= PROBLEM REQUIREMENTS =
Go through the material below and copy all lines with "score".

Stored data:
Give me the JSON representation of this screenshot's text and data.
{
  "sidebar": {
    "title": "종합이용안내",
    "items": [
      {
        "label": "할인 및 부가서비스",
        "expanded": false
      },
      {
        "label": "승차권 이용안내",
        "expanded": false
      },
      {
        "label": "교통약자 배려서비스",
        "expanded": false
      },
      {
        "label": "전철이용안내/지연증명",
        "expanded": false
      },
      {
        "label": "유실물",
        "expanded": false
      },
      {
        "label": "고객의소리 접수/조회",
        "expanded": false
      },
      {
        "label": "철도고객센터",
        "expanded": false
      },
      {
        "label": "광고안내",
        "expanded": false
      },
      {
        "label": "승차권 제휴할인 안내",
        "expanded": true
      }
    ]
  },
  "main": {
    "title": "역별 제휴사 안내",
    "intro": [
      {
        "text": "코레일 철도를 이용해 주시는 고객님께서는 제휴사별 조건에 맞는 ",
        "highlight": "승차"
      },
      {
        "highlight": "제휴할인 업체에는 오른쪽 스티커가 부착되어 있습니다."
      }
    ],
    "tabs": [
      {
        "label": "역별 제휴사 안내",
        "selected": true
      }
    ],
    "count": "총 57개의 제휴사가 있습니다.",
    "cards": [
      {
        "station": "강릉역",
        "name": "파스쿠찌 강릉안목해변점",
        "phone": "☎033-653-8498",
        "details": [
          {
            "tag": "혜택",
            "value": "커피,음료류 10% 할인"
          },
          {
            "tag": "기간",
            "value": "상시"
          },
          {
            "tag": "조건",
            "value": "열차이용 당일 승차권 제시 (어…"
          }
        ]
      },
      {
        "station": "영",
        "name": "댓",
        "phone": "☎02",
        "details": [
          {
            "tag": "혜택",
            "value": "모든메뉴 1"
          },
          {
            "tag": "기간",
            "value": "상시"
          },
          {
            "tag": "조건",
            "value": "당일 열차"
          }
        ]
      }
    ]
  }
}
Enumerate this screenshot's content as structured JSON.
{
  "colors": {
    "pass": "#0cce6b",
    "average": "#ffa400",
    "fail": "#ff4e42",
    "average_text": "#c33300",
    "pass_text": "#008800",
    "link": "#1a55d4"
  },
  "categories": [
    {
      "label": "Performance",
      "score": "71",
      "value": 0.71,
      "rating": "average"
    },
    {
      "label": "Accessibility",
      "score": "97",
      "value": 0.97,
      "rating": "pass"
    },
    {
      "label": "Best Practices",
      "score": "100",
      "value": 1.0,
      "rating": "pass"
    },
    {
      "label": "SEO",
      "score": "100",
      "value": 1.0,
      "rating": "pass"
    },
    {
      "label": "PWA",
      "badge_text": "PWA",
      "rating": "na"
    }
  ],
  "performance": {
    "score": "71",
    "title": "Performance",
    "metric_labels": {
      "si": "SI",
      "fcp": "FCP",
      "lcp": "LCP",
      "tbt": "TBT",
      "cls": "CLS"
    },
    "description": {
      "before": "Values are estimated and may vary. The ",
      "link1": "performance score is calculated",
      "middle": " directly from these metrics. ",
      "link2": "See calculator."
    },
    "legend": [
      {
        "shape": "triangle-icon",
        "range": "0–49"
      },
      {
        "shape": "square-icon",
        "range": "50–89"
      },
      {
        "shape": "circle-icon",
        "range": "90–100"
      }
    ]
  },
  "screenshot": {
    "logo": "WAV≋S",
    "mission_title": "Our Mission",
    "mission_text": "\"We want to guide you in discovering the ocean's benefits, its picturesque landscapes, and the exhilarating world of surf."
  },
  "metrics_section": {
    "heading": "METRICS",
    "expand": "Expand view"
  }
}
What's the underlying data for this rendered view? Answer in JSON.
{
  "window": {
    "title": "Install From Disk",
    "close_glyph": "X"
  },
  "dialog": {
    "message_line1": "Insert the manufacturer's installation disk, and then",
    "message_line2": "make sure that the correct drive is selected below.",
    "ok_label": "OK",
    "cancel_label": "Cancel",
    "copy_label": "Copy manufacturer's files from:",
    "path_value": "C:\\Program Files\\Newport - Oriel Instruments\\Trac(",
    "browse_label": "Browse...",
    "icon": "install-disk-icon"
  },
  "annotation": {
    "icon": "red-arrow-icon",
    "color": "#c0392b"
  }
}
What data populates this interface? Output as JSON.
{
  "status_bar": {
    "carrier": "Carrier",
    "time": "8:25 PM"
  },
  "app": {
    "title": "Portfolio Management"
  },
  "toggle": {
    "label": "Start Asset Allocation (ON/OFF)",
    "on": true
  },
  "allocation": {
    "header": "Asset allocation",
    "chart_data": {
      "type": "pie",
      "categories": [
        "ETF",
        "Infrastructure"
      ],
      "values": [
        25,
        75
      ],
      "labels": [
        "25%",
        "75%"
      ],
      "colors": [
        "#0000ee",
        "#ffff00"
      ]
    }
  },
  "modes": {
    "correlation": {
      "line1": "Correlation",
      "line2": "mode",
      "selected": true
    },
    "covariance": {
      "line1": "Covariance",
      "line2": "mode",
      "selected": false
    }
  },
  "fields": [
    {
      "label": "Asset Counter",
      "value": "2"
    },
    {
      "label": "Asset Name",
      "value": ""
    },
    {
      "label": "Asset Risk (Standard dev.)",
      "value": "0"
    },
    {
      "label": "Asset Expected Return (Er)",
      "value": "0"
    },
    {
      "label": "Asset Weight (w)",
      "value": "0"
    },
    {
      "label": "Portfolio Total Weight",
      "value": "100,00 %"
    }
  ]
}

= RESPONSE =
      "score": "71",
      "score": "97",
      "score": "100",
      "score": "100",
    "score": "71",
      "link1": "performance score is calculated",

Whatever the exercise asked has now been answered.